STORED DATA:
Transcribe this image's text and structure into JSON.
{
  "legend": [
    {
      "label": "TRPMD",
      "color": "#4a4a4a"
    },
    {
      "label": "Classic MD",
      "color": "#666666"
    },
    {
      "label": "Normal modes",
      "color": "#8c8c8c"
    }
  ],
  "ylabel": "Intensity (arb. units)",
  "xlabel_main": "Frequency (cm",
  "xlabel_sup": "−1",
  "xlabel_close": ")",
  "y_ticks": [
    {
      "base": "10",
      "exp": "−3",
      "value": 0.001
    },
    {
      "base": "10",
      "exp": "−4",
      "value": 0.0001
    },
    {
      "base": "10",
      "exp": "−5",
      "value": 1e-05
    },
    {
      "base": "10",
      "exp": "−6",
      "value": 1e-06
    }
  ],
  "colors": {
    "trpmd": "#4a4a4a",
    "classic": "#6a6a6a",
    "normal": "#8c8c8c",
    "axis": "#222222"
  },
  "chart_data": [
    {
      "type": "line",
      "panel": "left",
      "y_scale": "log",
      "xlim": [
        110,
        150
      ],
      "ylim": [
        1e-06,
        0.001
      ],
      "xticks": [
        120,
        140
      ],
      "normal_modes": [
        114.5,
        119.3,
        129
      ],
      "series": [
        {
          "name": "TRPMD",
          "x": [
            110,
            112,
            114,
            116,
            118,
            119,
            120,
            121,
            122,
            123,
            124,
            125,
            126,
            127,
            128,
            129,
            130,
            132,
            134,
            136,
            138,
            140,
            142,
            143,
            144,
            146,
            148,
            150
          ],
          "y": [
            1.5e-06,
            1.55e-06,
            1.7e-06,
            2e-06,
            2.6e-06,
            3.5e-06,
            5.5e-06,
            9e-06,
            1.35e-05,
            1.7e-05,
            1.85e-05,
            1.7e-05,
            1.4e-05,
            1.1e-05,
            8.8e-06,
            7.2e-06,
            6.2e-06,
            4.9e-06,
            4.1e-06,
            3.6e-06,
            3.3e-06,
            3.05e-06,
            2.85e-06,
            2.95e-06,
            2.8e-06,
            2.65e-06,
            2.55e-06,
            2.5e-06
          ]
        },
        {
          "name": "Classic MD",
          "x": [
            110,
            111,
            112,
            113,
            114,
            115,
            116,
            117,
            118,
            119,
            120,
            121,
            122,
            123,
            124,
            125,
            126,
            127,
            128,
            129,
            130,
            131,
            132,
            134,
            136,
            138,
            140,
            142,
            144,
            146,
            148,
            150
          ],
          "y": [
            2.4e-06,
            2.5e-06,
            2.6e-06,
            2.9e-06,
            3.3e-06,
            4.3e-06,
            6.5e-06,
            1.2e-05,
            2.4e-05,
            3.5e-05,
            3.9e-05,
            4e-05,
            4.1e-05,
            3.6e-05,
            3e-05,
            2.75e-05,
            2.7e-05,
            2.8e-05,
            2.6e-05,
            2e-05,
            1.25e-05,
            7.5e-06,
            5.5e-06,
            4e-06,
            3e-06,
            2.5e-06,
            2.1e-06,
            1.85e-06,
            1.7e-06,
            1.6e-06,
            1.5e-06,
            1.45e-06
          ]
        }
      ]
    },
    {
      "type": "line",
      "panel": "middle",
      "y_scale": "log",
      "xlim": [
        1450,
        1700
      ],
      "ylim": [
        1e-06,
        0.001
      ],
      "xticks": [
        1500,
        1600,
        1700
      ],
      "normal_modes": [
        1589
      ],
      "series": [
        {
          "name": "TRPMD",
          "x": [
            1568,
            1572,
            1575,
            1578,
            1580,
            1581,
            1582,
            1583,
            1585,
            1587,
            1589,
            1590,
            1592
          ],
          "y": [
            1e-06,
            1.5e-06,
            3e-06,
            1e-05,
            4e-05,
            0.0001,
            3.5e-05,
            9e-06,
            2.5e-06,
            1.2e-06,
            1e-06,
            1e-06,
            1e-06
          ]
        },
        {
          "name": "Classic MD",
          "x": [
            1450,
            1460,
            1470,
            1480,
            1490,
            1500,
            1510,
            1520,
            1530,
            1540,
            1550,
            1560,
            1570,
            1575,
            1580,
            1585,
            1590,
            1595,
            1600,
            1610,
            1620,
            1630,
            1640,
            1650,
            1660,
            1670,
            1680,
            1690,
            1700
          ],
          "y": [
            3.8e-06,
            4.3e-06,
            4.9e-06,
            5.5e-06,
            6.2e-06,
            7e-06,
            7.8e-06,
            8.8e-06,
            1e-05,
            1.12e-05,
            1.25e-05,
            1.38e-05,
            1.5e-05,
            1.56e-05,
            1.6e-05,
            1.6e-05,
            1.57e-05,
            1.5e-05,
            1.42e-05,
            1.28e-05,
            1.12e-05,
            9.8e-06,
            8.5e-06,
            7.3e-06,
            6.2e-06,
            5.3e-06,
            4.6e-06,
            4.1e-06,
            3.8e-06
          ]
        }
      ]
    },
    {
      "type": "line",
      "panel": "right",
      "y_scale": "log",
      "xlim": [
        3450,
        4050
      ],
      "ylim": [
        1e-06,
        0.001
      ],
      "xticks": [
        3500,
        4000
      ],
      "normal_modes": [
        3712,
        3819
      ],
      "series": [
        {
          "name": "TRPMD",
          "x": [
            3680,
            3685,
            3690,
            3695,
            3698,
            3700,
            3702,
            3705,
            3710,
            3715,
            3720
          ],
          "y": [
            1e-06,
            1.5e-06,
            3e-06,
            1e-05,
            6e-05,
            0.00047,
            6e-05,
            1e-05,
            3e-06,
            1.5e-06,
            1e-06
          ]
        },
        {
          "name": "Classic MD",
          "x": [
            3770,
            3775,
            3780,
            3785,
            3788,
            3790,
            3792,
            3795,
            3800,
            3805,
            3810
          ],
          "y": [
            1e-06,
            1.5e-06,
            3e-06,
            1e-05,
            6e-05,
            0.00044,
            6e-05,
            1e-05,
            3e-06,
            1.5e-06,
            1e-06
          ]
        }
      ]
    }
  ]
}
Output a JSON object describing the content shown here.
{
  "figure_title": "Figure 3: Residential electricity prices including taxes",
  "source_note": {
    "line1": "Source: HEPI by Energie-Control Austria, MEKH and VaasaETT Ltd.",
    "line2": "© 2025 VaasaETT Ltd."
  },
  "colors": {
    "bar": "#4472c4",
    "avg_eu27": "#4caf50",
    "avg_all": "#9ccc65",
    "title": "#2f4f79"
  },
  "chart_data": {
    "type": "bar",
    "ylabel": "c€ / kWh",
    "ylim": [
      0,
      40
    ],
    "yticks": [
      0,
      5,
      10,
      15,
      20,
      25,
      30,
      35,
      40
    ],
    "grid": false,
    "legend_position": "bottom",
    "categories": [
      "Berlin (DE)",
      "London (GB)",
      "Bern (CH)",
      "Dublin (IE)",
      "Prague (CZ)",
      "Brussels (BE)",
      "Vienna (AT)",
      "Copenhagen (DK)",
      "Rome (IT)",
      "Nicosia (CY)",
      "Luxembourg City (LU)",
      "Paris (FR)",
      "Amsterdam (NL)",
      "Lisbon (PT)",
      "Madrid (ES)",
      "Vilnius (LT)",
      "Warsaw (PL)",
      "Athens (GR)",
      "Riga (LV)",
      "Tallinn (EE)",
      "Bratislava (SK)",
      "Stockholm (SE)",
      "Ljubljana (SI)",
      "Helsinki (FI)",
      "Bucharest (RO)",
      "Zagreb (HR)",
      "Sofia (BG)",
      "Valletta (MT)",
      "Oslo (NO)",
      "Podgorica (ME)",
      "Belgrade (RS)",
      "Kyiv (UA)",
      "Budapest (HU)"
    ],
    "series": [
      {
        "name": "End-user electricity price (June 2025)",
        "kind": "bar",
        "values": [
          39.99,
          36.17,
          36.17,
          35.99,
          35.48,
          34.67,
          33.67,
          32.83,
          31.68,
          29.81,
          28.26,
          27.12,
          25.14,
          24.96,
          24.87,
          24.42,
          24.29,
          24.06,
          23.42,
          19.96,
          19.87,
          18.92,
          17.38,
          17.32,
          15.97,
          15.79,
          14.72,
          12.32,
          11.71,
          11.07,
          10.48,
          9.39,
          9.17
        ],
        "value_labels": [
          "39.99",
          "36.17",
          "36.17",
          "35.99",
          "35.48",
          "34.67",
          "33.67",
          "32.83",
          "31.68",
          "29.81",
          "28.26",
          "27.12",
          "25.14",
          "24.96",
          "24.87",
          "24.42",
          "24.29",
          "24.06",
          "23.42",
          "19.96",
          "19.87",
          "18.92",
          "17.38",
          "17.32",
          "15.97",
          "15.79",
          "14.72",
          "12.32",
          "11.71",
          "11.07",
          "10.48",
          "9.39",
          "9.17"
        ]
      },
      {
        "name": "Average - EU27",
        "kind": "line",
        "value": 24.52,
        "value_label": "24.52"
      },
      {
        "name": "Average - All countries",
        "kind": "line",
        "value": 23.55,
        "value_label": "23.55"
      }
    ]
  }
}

AIM OF THE TASK:
Tally the lines of the material above that contain the word "VaasaETT" and report the total alone.

SOLUTION FOR THIS EXERCISE:
2